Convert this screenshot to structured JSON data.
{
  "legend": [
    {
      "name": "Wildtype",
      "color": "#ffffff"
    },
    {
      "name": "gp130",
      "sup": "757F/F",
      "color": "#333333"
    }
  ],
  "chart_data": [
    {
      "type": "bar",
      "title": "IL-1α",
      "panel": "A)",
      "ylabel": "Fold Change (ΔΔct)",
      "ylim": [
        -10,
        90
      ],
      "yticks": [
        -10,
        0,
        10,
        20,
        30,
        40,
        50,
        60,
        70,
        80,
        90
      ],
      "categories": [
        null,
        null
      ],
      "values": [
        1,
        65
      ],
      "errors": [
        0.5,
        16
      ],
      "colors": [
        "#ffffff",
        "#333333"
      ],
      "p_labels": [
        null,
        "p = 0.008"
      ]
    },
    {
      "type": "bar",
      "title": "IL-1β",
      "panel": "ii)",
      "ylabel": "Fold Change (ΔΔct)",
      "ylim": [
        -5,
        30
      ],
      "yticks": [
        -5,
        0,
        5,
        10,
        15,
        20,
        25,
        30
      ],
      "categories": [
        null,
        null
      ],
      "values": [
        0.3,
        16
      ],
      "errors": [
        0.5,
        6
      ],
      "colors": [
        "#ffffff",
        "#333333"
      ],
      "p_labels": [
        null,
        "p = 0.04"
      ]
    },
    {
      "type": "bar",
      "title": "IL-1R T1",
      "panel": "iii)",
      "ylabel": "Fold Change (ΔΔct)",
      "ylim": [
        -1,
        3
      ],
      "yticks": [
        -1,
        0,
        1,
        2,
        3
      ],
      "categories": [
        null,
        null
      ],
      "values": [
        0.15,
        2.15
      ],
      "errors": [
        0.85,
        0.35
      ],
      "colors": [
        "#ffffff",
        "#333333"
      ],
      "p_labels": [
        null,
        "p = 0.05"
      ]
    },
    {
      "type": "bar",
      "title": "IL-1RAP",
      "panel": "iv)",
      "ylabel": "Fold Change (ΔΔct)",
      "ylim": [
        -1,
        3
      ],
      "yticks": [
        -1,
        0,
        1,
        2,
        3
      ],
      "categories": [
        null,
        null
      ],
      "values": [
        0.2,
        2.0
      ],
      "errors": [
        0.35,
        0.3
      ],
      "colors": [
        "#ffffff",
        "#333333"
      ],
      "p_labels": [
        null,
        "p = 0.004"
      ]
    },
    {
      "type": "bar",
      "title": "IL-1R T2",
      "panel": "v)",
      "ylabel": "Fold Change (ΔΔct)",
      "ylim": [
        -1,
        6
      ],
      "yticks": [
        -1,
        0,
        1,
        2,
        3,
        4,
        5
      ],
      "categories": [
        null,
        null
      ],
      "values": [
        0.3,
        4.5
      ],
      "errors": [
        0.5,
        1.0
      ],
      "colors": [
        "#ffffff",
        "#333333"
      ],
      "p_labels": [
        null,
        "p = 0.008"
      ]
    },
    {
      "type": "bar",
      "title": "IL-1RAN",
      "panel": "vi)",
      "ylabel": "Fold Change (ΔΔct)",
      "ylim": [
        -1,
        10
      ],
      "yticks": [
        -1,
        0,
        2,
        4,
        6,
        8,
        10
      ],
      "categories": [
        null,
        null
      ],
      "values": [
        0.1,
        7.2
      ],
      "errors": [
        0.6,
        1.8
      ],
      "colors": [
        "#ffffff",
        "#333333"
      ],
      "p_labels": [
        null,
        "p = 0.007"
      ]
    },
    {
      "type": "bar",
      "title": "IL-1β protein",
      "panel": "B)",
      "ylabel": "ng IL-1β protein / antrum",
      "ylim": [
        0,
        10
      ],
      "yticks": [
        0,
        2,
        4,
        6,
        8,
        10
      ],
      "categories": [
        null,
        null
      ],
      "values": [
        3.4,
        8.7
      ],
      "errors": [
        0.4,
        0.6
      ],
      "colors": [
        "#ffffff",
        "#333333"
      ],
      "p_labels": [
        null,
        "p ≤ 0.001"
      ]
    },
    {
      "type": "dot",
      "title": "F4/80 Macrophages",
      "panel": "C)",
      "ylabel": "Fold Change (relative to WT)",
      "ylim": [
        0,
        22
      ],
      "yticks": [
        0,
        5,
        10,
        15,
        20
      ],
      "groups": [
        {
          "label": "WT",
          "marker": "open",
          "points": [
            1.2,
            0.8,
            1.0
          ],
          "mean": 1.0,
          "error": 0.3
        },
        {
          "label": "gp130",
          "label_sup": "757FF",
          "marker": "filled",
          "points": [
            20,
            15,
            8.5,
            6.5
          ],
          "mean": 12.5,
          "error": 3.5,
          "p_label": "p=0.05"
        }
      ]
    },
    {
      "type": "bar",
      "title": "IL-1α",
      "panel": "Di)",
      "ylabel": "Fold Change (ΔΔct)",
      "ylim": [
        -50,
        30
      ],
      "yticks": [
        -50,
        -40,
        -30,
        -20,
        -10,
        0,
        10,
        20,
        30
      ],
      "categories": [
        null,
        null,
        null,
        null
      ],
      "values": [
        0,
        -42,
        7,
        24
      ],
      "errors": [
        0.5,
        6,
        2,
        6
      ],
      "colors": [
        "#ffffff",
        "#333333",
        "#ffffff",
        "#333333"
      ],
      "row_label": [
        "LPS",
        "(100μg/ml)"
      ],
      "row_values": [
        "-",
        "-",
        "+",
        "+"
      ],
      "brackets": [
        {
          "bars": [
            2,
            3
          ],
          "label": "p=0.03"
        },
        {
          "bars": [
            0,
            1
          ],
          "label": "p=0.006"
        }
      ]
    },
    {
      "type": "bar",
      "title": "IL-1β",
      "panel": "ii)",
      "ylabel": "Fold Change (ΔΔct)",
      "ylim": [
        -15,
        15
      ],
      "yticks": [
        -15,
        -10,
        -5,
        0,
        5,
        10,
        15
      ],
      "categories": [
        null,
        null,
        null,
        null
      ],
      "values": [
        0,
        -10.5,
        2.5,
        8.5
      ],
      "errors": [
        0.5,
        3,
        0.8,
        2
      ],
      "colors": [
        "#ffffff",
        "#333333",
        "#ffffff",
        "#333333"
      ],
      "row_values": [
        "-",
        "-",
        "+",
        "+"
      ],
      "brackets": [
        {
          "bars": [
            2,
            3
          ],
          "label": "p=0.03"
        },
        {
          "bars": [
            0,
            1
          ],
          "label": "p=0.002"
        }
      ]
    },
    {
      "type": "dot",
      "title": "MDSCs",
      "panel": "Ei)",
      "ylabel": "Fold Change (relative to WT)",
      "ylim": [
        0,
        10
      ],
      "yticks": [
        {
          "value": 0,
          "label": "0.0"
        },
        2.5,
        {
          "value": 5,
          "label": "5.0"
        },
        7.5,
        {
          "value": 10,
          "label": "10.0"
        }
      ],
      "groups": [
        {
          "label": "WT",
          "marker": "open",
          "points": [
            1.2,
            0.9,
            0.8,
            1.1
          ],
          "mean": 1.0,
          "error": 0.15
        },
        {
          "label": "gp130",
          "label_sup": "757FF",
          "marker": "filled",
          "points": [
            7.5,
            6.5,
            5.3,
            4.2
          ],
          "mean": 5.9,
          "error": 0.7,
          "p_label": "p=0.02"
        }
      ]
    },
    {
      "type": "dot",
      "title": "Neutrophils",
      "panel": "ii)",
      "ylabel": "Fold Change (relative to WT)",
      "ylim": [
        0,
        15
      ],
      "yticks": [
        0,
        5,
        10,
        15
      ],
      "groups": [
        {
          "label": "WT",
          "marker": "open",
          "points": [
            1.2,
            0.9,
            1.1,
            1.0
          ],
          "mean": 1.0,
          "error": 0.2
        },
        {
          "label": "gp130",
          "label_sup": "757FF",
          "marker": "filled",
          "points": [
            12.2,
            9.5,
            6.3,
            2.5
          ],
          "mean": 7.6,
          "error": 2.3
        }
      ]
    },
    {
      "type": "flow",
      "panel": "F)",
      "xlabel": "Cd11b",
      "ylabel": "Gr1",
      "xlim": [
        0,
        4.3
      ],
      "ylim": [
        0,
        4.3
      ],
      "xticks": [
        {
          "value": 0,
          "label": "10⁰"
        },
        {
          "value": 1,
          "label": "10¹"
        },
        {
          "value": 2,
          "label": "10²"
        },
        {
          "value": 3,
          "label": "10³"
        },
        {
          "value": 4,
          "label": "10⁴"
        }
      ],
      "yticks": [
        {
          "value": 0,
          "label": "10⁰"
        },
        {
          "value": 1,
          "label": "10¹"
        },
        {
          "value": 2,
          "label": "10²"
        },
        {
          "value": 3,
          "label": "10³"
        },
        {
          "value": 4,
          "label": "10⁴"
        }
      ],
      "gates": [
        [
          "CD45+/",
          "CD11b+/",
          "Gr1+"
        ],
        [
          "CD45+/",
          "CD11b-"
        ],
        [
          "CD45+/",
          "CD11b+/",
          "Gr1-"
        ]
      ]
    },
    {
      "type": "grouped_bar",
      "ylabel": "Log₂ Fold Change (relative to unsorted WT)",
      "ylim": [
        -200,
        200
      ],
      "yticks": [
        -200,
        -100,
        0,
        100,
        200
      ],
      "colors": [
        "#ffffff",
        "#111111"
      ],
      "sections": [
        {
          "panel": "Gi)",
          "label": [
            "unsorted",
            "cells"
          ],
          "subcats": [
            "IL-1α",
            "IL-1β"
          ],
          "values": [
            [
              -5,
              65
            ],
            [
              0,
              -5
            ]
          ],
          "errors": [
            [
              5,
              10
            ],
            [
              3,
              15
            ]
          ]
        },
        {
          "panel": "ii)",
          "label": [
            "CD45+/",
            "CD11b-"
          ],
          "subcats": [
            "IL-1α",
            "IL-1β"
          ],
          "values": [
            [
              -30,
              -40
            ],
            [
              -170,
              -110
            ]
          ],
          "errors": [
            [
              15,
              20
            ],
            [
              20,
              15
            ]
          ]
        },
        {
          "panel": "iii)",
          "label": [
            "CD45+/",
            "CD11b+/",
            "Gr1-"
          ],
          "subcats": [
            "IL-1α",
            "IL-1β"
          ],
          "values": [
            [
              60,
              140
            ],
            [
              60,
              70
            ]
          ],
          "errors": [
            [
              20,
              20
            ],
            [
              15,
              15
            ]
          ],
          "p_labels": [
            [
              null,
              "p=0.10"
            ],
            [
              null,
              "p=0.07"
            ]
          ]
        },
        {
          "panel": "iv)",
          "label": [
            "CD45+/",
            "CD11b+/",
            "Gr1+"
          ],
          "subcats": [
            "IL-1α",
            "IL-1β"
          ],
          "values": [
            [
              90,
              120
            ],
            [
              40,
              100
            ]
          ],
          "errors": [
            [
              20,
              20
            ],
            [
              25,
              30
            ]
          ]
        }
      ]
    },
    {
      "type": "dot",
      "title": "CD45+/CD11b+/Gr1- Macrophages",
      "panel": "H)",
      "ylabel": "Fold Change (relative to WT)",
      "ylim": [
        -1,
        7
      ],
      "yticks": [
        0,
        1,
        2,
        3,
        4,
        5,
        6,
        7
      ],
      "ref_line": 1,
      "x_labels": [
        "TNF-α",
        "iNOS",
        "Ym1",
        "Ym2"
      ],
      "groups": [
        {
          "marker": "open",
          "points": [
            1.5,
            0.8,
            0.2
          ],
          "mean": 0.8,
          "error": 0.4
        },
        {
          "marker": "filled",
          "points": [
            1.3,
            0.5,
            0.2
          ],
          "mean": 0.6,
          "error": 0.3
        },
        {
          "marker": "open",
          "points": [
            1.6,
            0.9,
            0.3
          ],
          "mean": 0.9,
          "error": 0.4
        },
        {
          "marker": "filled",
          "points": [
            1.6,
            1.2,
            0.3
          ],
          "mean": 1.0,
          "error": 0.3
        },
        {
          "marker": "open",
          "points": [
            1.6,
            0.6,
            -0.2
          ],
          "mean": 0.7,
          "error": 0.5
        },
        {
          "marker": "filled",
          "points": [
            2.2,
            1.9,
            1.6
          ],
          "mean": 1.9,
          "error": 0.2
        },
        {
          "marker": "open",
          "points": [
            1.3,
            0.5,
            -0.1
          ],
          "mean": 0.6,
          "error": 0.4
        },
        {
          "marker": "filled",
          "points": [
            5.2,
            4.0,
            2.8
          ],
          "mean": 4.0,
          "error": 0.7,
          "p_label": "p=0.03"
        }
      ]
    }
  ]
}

----------

## WORK ORDER:
Across the records above, how many lines hold the string "protein"? The number alone will do.

## RESPONSE:
2